▸ What to do
Can you render every line of the records below as a numbered list, dropping any blank lines?

--- --- ---

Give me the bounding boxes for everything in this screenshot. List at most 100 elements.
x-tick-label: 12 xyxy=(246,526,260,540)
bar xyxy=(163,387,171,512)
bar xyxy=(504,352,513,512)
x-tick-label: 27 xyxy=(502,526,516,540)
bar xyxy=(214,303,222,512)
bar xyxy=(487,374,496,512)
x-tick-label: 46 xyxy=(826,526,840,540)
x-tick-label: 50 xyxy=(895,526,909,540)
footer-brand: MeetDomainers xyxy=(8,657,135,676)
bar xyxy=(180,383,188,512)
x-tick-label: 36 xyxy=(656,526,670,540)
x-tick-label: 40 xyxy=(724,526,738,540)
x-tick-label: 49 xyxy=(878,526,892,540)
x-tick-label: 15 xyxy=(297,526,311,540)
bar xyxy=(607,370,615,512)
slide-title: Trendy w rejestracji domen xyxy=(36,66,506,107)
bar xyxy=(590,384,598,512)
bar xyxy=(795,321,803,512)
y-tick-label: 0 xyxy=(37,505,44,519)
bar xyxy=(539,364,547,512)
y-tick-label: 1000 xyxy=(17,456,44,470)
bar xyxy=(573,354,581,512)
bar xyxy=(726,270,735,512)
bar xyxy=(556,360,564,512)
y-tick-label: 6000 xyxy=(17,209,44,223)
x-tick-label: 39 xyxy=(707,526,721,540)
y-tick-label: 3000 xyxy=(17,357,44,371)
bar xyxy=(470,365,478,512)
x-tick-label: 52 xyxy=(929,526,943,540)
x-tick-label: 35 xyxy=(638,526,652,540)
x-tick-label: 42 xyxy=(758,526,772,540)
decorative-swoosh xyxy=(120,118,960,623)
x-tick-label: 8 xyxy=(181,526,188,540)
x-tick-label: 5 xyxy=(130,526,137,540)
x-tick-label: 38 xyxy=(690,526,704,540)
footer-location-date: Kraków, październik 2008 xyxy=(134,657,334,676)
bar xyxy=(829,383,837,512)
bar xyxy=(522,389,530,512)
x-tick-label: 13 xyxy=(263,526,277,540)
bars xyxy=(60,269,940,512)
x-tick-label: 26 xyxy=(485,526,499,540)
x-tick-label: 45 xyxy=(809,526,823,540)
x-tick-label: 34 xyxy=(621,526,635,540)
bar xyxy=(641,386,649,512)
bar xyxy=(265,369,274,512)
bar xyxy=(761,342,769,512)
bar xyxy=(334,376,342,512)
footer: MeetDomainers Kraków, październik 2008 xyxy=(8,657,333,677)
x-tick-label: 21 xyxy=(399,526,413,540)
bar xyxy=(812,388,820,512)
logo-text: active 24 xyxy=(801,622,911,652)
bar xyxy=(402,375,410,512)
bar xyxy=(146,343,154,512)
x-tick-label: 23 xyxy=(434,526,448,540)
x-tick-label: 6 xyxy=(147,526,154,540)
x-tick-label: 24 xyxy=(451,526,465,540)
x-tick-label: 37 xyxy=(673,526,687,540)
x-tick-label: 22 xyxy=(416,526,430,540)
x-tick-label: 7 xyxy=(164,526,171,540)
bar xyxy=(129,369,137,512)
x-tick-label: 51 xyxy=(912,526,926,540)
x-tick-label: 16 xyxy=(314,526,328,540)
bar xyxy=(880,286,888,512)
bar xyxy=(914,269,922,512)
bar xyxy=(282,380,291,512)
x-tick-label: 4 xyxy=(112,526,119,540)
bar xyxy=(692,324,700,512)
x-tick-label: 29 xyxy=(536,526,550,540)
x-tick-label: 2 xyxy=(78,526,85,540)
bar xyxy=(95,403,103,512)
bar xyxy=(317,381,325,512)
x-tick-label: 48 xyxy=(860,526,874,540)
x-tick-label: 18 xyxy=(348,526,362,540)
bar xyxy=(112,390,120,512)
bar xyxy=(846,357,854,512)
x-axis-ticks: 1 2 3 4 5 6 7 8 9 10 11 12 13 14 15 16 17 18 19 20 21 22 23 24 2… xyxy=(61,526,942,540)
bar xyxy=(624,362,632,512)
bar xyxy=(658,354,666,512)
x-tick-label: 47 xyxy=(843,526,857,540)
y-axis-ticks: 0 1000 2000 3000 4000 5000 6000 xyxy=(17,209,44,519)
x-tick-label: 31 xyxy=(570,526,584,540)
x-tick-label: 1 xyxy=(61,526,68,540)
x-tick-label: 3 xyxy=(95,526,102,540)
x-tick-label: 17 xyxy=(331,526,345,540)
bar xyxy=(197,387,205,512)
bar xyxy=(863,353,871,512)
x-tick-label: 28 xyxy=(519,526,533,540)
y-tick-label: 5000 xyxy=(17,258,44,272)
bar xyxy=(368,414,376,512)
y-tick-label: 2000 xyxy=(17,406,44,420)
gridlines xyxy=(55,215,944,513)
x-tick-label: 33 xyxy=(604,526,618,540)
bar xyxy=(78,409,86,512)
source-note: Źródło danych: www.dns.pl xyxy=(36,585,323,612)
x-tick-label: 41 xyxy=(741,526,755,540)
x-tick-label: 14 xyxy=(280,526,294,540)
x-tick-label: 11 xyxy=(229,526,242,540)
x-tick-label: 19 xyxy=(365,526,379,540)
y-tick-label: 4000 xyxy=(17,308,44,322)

--- --- ---

▸ Exercise solution
1. Give me the bounding boxes for everything in this screenshot. List at most 100 elements.
2. x-tick-label: 12 xyxy=(246,526,260,540)
3. bar xyxy=(163,387,171,512)
4. bar xyxy=(504,352,513,512)
5. x-tick-label: 27 xyxy=(502,526,516,540)
6. bar xyxy=(214,303,222,512)
7. bar xyxy=(487,374,496,512)
8. x-tick-label: 46 xyxy=(826,526,840,540)
9. x-tick-label: 50 xyxy=(895,526,909,540)
10. footer-brand: MeetDomainers xyxy=(8,657,135,676)
11. bar xyxy=(180,383,188,512)
12. x-tick-label: 36 xyxy=(656,526,670,540)
13. x-tick-label: 40 xyxy=(724,526,738,540)
14. x-tick-label: 49 xyxy=(878,526,892,540)
15. x-tick-label: 15 xyxy=(297,526,311,540)
16. bar xyxy=(607,370,615,512)
17. slide-title: Trendy w rejestracji domen xyxy=(36,66,506,107)
18. bar xyxy=(590,384,598,512)
19. bar xyxy=(795,321,803,512)
20. y-tick-label: 0 xyxy=(37,505,44,519)
21. bar xyxy=(539,364,547,512)
22. y-tick-label: 1000 xyxy=(17,456,44,470)
23. bar xyxy=(573,354,581,512)
24. bar xyxy=(726,270,735,512)
25. bar xyxy=(556,360,564,512)
26. y-tick-label: 6000 xyxy=(17,209,44,223)
27. x-tick-label: 39 xyxy=(707,526,721,540)
28. y-tick-label: 3000 xyxy=(17,357,44,371)
29. bar xyxy=(470,365,478,512)
30. x-tick-label: 52 xyxy=(929,526,943,540)
31. x-tick-label: 35 xyxy=(638,526,652,540)
32. x-tick-label: 42 xyxy=(758,526,772,540)
33. decorative-swoosh xyxy=(120,118,960,623)
34. x-tick-label: 8 xyxy=(181,526,188,540)
35. x-tick-label: 5 xyxy=(130,526,137,540)
36. x-tick-label: 38 xyxy=(690,526,704,540)
37. footer-location-date: Kraków, październik 2008 xyxy=(134,657,334,676)
38. bar xyxy=(829,383,837,512)
39. bar xyxy=(522,389,530,512)
40. x-tick-label: 13 xyxy=(263,526,277,540)
41. bars xyxy=(60,269,940,512)
42. x-tick-label: 26 xyxy=(485,526,499,540)
43. x-tick-label: 45 xyxy=(809,526,823,540)
44. x-tick-label: 34 xyxy=(621,526,635,540)
45. bar xyxy=(641,386,649,512)
46. bar xyxy=(265,369,274,512)
47. bar xyxy=(761,342,769,512)
48. bar xyxy=(334,376,342,512)
49. footer: MeetDomainers Kraków, październik 2008 xyxy=(8,657,333,677)
50. x-tick-label: 21 xyxy=(399,526,413,540)
51. bar xyxy=(812,388,820,512)
52. logo-text: active 24 xyxy=(801,622,911,652)
53. bar xyxy=(402,375,410,512)
54. bar xyxy=(146,343,154,512)
55. x-tick-label: 23 xyxy=(434,526,448,540)
56. x-tick-label: 6 xyxy=(147,526,154,540)
57. x-tick-label: 24 xyxy=(451,526,465,540)
58. x-tick-label: 37 xyxy=(673,526,687,540)
59. x-tick-label: 22 xyxy=(416,526,430,540)
60. x-tick-label: 7 xyxy=(164,526,171,540)
61. bar xyxy=(129,369,137,512)
62. x-tick-label: 51 xyxy=(912,526,926,540)
63. x-tick-label: 16 xyxy=(314,526,328,540)
64. bar xyxy=(880,286,888,512)
65. bar xyxy=(914,269,922,512)
66. bar xyxy=(282,380,291,512)
67. x-tick-label: 4 xyxy=(112,526,119,540)
68. bar xyxy=(692,324,700,512)
69. x-tick-label: 29 xyxy=(536,526,550,540)
70. x-tick-label: 2 xyxy=(78,526,85,540)
71. bar xyxy=(95,403,103,512)
72. bar xyxy=(317,381,325,512)
73. x-tick-label: 48 xyxy=(860,526,874,540)
74. x-tick-label: 18 xyxy=(348,526,362,540)
75. bar xyxy=(112,390,120,512)
76. bar xyxy=(846,357,854,512)
77. x-axis-ticks: 1 2 3 4 5 6 7 8 9 10 11 12 13 14 15 16 17 18 19 20 21 22 23 24 2… xyxy=(61,526,942,540)
78. bar xyxy=(624,362,632,512)
79. bar xyxy=(658,354,666,512)
80. x-tick-label: 47 xyxy=(843,526,857,540)
81. y-axis-ticks: 0 1000 2000 3000 4000 5000 6000 xyxy=(17,209,44,519)
82. x-tick-label: 31 xyxy=(570,526,584,540)
83. x-tick-label: 1 xyxy=(61,526,68,540)
84. x-tick-label: 3 xyxy=(95,526,102,540)
85. x-tick-label: 17 xyxy=(331,526,345,540)
86. bar xyxy=(197,387,205,512)
87. bar xyxy=(863,353,871,512)
88. x-tick-label: 28 xyxy=(519,526,533,540)
89. y-tick-label: 5000 xyxy=(17,258,44,272)
90. bar xyxy=(368,414,376,512)
91. y-tick-label: 2000 xyxy=(17,406,44,420)
92. gridlines xyxy=(55,215,944,513)
93. x-tick-label: 33 xyxy=(604,526,618,540)
94. bar xyxy=(78,409,86,512)
95. source-note: Źródło danych: www.dns.pl xyxy=(36,585,323,612)
96. x-tick-label: 41 xyxy=(741,526,755,540)
97. x-tick-label: 14 xyxy=(280,526,294,540)
98. x-tick-label: 11 xyxy=(229,526,242,540)
99. x-tick-label: 19 xyxy=(365,526,379,540)
100. y-tick-label: 4000 xyxy=(17,308,44,322)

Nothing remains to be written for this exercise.